=== Material supplied ===

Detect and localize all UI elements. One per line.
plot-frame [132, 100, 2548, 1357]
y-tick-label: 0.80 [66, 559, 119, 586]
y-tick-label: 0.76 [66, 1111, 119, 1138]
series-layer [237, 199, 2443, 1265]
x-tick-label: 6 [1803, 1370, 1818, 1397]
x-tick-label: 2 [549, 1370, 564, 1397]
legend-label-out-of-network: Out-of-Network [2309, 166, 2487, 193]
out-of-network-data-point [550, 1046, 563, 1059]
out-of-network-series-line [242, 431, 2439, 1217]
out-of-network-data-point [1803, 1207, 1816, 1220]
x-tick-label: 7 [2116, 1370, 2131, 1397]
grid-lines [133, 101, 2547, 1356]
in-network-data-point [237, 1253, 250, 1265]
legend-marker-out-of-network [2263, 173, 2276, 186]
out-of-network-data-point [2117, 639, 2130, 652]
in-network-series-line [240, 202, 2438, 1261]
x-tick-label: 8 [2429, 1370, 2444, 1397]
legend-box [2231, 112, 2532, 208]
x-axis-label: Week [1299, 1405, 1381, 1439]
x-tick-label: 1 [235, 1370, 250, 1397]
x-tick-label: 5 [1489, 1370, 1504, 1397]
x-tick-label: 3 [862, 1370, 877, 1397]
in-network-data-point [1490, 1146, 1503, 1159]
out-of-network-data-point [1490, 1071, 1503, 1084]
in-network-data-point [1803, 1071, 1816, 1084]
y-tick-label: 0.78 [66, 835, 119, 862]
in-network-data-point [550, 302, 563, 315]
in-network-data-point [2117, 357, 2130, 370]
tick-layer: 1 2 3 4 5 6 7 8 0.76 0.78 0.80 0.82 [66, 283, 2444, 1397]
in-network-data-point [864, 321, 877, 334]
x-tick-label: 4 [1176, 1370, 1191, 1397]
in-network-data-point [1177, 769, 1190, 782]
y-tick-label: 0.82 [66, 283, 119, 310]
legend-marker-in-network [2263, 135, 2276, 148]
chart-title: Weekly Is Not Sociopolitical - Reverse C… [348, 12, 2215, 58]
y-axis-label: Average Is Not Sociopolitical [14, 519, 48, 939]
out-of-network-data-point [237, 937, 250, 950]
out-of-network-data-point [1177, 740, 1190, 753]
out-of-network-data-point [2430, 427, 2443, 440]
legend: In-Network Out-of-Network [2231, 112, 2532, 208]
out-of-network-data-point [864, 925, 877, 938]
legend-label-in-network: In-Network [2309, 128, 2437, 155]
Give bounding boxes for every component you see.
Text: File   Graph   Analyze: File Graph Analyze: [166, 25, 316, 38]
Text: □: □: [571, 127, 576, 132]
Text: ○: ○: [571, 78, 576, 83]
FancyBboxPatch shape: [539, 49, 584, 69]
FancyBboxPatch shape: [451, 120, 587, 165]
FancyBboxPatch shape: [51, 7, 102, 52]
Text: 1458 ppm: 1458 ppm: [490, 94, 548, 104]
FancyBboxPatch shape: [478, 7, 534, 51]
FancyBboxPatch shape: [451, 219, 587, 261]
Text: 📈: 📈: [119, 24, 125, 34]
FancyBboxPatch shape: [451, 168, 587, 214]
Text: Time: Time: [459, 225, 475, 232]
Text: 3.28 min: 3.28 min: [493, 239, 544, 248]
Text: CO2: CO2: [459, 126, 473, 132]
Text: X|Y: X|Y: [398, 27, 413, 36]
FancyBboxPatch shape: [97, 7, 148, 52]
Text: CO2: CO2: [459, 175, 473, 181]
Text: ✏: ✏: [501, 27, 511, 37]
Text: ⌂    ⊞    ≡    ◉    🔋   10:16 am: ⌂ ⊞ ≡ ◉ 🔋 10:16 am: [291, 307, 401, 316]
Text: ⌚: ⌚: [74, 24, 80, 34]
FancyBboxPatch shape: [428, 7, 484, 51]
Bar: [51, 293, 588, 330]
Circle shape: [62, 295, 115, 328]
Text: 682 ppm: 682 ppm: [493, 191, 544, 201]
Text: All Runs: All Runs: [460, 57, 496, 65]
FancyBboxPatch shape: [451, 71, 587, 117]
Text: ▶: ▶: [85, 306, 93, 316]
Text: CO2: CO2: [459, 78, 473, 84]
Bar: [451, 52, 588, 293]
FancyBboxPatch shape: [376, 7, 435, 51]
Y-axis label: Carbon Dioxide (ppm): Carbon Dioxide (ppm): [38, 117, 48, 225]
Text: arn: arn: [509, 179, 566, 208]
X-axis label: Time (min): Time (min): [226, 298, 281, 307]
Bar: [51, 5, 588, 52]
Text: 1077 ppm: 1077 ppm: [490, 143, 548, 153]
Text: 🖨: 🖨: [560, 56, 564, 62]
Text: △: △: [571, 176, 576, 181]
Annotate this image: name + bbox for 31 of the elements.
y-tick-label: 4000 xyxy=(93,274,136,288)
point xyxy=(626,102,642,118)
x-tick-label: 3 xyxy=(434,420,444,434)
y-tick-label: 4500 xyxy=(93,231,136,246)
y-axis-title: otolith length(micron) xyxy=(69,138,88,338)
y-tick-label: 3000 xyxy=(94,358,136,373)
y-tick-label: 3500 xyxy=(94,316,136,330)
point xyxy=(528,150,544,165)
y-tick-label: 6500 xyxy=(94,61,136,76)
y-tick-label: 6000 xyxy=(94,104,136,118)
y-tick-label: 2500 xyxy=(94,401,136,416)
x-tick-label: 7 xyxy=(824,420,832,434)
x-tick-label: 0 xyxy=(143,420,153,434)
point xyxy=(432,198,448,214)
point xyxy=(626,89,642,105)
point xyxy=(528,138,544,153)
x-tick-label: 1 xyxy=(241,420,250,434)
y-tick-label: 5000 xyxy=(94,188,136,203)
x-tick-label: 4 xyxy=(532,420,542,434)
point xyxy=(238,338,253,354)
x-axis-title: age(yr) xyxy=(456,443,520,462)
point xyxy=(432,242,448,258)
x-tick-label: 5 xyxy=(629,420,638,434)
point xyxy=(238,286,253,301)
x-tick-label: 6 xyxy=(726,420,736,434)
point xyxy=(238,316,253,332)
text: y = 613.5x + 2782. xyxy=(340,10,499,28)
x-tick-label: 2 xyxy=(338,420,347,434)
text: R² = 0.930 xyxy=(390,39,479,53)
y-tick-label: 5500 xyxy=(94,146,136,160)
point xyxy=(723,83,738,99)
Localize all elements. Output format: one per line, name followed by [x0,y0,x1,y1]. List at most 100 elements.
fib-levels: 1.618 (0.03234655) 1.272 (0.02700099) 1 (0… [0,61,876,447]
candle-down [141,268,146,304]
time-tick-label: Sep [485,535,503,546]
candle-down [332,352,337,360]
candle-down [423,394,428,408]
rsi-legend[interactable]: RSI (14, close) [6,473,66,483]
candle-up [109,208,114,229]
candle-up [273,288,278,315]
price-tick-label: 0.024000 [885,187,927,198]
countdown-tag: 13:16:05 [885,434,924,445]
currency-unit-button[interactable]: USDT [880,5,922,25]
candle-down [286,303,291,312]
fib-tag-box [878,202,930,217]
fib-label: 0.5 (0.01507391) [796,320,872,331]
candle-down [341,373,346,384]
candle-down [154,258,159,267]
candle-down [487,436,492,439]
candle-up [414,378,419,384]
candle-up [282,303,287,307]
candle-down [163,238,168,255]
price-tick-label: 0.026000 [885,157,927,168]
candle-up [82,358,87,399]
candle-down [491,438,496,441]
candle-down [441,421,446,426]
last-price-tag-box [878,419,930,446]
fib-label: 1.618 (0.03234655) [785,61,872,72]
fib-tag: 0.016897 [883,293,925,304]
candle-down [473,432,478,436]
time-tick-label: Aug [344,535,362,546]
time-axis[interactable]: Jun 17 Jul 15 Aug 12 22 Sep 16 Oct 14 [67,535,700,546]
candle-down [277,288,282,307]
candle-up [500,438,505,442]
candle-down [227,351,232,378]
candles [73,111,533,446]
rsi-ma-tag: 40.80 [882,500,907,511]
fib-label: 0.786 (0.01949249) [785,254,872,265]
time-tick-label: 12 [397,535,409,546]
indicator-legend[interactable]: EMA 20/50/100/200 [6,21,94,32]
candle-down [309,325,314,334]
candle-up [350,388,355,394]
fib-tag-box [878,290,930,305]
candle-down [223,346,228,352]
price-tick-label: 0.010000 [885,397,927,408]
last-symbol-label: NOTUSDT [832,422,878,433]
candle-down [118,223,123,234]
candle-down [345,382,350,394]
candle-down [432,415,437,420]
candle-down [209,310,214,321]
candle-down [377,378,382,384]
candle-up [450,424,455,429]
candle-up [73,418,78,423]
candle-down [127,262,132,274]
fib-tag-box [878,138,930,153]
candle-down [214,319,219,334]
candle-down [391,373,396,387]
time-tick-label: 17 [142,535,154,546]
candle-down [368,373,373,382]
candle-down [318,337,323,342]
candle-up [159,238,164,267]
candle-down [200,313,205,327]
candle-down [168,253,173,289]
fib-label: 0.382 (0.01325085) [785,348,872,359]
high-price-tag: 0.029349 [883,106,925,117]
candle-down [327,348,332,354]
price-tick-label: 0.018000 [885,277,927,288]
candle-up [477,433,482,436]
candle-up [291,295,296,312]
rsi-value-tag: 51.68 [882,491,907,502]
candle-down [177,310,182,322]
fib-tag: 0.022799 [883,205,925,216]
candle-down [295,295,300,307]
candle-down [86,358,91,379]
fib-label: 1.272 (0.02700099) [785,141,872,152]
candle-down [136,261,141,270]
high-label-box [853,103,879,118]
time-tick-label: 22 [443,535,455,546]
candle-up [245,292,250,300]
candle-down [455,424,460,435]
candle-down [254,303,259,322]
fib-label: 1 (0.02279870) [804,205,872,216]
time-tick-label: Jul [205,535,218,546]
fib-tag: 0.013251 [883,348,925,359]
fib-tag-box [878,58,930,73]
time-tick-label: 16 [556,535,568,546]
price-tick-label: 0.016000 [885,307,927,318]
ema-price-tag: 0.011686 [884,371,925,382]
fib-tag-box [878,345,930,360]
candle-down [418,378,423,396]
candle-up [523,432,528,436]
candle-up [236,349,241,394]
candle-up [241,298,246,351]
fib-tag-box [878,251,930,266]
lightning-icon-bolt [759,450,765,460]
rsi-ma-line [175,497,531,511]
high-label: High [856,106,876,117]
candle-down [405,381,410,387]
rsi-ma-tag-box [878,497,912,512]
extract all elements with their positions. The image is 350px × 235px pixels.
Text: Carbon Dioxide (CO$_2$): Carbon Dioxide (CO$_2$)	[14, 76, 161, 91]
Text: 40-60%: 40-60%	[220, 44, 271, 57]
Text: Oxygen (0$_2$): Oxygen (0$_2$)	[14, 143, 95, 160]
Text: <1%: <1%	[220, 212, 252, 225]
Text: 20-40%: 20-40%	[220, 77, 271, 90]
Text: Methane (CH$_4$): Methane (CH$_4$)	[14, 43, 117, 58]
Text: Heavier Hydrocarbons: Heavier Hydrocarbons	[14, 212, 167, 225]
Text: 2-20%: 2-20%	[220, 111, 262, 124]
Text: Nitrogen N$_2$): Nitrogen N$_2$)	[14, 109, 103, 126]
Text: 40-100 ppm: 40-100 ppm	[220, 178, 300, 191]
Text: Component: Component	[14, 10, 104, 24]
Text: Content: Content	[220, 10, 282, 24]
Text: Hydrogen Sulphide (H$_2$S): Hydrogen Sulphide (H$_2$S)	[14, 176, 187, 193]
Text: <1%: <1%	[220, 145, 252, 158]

===

=== Task objective ===
Reproduce the lines of the listing verbatim, beginning with the first line of the listing and continuing through the line that contains "out-of-network-data-point [550, 1046, 563, 1059]", with both of those lines included.

=== Complete answer ===
Detect and localize all UI elements. One per line.
plot-frame [132, 100, 2548, 1357]
y-tick-label: 0.80 [66, 559, 119, 586]
y-tick-label: 0.76 [66, 1111, 119, 1138]
series-layer [237, 199, 2443, 1265]
x-tick-label: 6 [1803, 1370, 1818, 1397]
x-tick-label: 2 [549, 1370, 564, 1397]
legend-label-out-of-network: Out-of-Network [2309, 166, 2487, 193]
out-of-network-data-point [550, 1046, 563, 1059]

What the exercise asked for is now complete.